(Rows from a figure dataset)

********************

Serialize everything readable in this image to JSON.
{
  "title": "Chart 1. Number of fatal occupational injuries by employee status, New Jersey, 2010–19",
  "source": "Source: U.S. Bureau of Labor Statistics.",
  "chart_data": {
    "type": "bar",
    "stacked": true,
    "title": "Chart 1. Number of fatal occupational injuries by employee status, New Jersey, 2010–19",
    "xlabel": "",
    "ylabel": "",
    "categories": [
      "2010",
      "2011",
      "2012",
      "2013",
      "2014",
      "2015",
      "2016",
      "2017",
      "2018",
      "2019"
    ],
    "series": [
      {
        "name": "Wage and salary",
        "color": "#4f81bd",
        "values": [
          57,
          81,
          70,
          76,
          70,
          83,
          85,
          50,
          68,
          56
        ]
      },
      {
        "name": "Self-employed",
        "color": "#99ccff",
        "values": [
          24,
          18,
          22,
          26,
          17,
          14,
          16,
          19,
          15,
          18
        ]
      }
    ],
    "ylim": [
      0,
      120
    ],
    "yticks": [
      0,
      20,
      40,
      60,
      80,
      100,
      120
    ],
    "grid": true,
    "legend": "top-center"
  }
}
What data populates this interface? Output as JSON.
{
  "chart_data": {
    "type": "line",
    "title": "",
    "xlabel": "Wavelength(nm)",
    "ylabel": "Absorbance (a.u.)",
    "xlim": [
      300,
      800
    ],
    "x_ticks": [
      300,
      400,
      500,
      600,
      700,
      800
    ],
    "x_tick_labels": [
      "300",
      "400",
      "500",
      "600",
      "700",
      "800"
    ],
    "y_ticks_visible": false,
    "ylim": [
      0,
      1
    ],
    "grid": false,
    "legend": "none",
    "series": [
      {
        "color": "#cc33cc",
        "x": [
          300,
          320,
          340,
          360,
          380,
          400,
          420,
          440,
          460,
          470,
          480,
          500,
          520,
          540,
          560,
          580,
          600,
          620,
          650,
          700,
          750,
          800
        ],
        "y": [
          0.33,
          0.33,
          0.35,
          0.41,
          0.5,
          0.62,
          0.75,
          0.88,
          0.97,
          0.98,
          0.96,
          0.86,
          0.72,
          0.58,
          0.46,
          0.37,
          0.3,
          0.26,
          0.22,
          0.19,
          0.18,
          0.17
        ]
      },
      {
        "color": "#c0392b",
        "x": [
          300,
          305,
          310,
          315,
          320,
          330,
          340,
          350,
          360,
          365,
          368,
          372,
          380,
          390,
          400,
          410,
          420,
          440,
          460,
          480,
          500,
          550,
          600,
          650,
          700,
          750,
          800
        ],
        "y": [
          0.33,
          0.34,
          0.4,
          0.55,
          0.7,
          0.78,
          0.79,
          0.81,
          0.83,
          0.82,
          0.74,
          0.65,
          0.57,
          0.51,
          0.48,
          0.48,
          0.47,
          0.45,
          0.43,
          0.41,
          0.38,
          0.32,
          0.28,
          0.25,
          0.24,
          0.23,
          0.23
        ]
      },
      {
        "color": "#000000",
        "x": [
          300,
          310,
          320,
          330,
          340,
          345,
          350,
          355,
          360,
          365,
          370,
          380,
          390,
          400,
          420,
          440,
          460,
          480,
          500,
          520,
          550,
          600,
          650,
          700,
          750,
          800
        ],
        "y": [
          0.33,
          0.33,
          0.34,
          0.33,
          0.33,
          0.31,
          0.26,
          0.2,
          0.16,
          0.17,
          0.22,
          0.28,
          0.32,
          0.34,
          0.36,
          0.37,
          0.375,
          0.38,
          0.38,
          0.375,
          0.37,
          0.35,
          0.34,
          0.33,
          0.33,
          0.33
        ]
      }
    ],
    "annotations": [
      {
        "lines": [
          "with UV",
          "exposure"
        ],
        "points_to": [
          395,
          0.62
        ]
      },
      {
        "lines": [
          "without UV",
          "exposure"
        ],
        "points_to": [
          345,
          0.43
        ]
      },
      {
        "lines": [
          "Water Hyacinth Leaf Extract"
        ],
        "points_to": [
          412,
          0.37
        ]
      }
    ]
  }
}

********************

Write out every entry again exactly, please, with nothing missing.

* **Solution**
Serialize everything readable in this image to JSON.
{
  "title": "Chart 1. Number of fatal occupational injuries by employee status, New Jersey, 2010–19",
  "source": "Source: U.S. Bureau of Labor Statistics.",
  "chart_data": {
    "type": "bar",
    "stacked": true,
    "title": "Chart 1. Number of fatal occupational injuries by employee status, New Jersey, 2010–19",
    "xlabel": "",
    "ylabel": "",
    "categories": [
      "2010",
      "2011",
      "2012",
      "2013",
      "2014",
      "2015",
      "2016",
      "2017",
      "2018",
      "2019"
    ],
    "series": [
      {
        "name": "Wage and salary",
        "color": "#4f81bd",
        "values": [
          57,
          81,
          70,
          76,
          70,
          83,
          85,
          50,
          68,
          56
        ]
      },
      {
        "name": "Self-employed",
        "color": "#99ccff",
        "values": [
          24,
          18,
          22,
          26,
          17,
          14,
          16,
          19,
          15,
          18
        ]
      }
    ],
    "ylim": [
      0,
      120
    ],
    "yticks": [
      0,
      20,
      40,
      60,
      80,
      100,
      120
    ],
    "grid": true,
    "legend": "top-center"
  }
}
What data populates this interface? Output as JSON.
{
  "chart_data": {
    "type": "line",
    "title": "",
    "xlabel": "Wavelength(nm)",
    "ylabel": "Absorbance (a.u.)",
    "xlim": [
      300,
      800
    ],
    "x_ticks": [
      300,
      400,
      500,
      600,
      700,
      800
    ],
    "x_tick_labels": [
      "300",
      "400",
      "500",
      "600",
      "700",
      "800"
    ],
    "y_ticks_visible": false,
    "ylim": [
      0,
      1
    ],
    "grid": false,
    "legend": "none",
    "series": [
      {
        "color": "#cc33cc",
        "x": [
          300,
          320,
          340,
          360,
          380,
          400,
          420,
          440,
          460,
          470,
          480,
          500,
          520,
          540,
          560,
          580,
          600,
          620,
          650,
          700,
          750,
          800
        ],
        "y": [
          0.33,
          0.33,
          0.35,
          0.41,
          0.5,
          0.62,
          0.75,
          0.88,
          0.97,
          0.98,
          0.96,
          0.86,
          0.72,
          0.58,
          0.46,
          0.37,
          0.3,
          0.26,
          0.22,
          0.19,
          0.18,
          0.17
        ]
      },
      {
        "color": "#c0392b",
        "x": [
          300,
          305,
          310,
          315,
          320,
          330,
          340,
          350,
          360,
          365,
          368,
          372,
          380,
          390,
          400,
          410,
          420,
          440,
          460,
          480,
          500,
          550,
          600,
          650,
          700,
          750,
          800
        ],
        "y": [
          0.33,
          0.34,
          0.4,
          0.55,
          0.7,
          0.78,
          0.79,
          0.81,
          0.83,
          0.82,
          0.74,
          0.65,
          0.57,
          0.51,
          0.48,
          0.48,
          0.47,
          0.45,
          0.43,
          0.41,
          0.38,
          0.32,
          0.28,
          0.25,
          0.24,
          0.23,
          0.23
        ]
      },
      {
        "color": "#000000",
        "x": [
          300,
          310,
          320,
          330,
          340,
          345,
          350,
          355,
          360,
          365,
          370,
          380,
          390,
          400,
          420,
          440,
          460,
          480,
          500,
          520,
          550,
          600,
          650,
          700,
          750,
          800
        ],
        "y": [
          0.33,
          0.33,
          0.34,
          0.33,
          0.33,
          0.31,
          0.26,
          0.2,
          0.16,
          0.17,
          0.22,
          0.28,
          0.32,
          0.34,
          0.36,
          0.37,
          0.375,
          0.38,
          0.38,
          0.375,
          0.37,
          0.35,
          0.34,
          0.33,
          0.33,
          0.33
        ]
      }
    ],
    "annotations": [
      {
        "lines": [
          "with UV",
          "exposure"
        ],
        "points_to": [
          395,
          0.62
        ]
      },
      {
        "lines": [
          "without UV",
          "exposure"
        ],
        "points_to": [
          345,
          0.43
        ]
      },
      {
        "lines": [
          "Water Hyacinth Leaf Extract"
        ],
        "points_to": [
          412,
          0.37
        ]
      }
    ]
  }
}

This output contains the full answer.